### [TO DO]
(a) Name every kind of data that the passage on cloud versus local storage distinguishes when recommending one option or the other.
(b) Quote the stretch of the passage on cloud versus local storage from "So which one" through "much safer option.".

### [SELECTED EXTRACT]
★ ★ ★ ★ ★

So which one is better? Cloud storage vs local storage?

The thing is, both have their place and purpose and this is what you should primarily look for when you’re deciding between the two.

Cloud storage can be more convenient to use, but you don’t have a lot of control over it. On the other side, local storage can incur higher costs, especially for a business, but offers better customization and security.

At the end of the day, the sensitivity of your data should determine whether you should use cloud or local storage. For less sensitive data and non-personal data, cloud storage will be just fine. However, for sensitive and personal data, local storage is a much safer option.

★ ★ ★ ★ ★

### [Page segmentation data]
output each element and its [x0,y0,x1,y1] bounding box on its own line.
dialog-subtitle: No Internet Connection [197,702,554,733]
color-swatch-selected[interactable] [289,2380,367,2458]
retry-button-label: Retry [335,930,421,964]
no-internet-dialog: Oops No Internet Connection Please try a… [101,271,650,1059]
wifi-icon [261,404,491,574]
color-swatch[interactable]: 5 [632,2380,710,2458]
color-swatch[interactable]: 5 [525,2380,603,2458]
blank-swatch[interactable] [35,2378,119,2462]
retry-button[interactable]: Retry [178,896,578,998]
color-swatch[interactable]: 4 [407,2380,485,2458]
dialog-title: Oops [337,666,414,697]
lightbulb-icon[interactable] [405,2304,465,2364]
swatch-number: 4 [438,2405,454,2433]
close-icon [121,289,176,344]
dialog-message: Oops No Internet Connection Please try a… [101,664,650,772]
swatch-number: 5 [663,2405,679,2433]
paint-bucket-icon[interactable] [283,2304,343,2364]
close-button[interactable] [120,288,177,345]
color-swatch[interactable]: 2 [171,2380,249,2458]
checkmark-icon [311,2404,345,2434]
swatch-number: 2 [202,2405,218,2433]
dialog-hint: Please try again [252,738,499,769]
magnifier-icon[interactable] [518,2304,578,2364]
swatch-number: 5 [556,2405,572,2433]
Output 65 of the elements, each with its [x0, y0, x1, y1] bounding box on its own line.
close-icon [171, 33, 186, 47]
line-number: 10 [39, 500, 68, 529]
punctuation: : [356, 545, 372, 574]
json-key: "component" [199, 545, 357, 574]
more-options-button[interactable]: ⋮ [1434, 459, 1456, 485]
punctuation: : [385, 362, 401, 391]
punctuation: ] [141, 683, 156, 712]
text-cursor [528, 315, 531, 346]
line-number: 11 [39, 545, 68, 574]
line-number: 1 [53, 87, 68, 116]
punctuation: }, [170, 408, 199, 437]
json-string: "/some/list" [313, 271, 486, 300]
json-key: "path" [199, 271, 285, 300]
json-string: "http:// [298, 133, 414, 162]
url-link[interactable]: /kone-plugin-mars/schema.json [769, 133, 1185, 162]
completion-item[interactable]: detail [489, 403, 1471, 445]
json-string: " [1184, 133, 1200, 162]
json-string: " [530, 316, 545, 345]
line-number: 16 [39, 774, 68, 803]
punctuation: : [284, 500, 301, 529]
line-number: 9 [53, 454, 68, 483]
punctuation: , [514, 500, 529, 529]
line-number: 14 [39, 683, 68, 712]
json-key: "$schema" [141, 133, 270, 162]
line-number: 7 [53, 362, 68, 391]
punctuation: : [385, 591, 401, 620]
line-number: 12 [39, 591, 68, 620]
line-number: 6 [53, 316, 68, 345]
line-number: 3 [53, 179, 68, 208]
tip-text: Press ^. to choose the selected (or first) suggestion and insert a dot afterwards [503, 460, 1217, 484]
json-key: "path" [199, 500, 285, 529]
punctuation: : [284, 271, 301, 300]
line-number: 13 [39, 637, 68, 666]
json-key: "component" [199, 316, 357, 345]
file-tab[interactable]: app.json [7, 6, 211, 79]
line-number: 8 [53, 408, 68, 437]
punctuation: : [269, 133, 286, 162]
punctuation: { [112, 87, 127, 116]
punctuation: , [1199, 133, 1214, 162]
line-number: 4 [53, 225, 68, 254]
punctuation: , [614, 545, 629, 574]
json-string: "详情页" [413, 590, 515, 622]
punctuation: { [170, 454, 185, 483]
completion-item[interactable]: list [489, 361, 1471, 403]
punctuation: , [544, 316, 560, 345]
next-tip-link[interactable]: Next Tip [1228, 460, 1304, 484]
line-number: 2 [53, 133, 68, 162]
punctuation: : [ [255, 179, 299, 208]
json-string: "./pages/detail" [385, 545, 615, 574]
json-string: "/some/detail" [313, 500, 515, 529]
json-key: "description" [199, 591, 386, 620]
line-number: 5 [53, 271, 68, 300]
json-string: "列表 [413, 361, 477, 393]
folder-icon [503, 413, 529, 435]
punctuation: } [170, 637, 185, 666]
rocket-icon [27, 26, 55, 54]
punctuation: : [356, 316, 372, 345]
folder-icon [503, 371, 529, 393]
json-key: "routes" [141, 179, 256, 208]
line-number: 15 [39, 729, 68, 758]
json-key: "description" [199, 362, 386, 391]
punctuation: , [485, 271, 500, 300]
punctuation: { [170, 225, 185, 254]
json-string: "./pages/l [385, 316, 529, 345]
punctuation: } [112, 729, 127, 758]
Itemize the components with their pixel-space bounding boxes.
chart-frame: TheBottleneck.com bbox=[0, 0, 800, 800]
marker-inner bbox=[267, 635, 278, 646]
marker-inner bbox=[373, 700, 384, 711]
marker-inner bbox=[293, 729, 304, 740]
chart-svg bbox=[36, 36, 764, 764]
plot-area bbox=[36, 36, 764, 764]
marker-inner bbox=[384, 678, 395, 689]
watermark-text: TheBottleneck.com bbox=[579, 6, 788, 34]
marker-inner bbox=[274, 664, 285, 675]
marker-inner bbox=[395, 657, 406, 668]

★ ★ ★ ★ ★

### [ANSWERS BY ITEM]
(a) Less sensitive data, non-personal data, sensitive data, personal data

(b)
So which one is better? Cloud storage vs local storage?

The thing is, both have their place and purpose and this is what you should primarily look for when you’re deciding between the two.

Cloud storage can be more convenient to use, but you don’t have a lot of control over it. On the other side, local storage can incur higher costs, especially for a business, but offers better customization and security.

At the end of the day, the sensitivity of your data should determine whether you should use cloud or local storage. For less sensitive data and non-personal data, cloud storage will be just fine. However, for sensitive and personal data, local storage is a much safer option.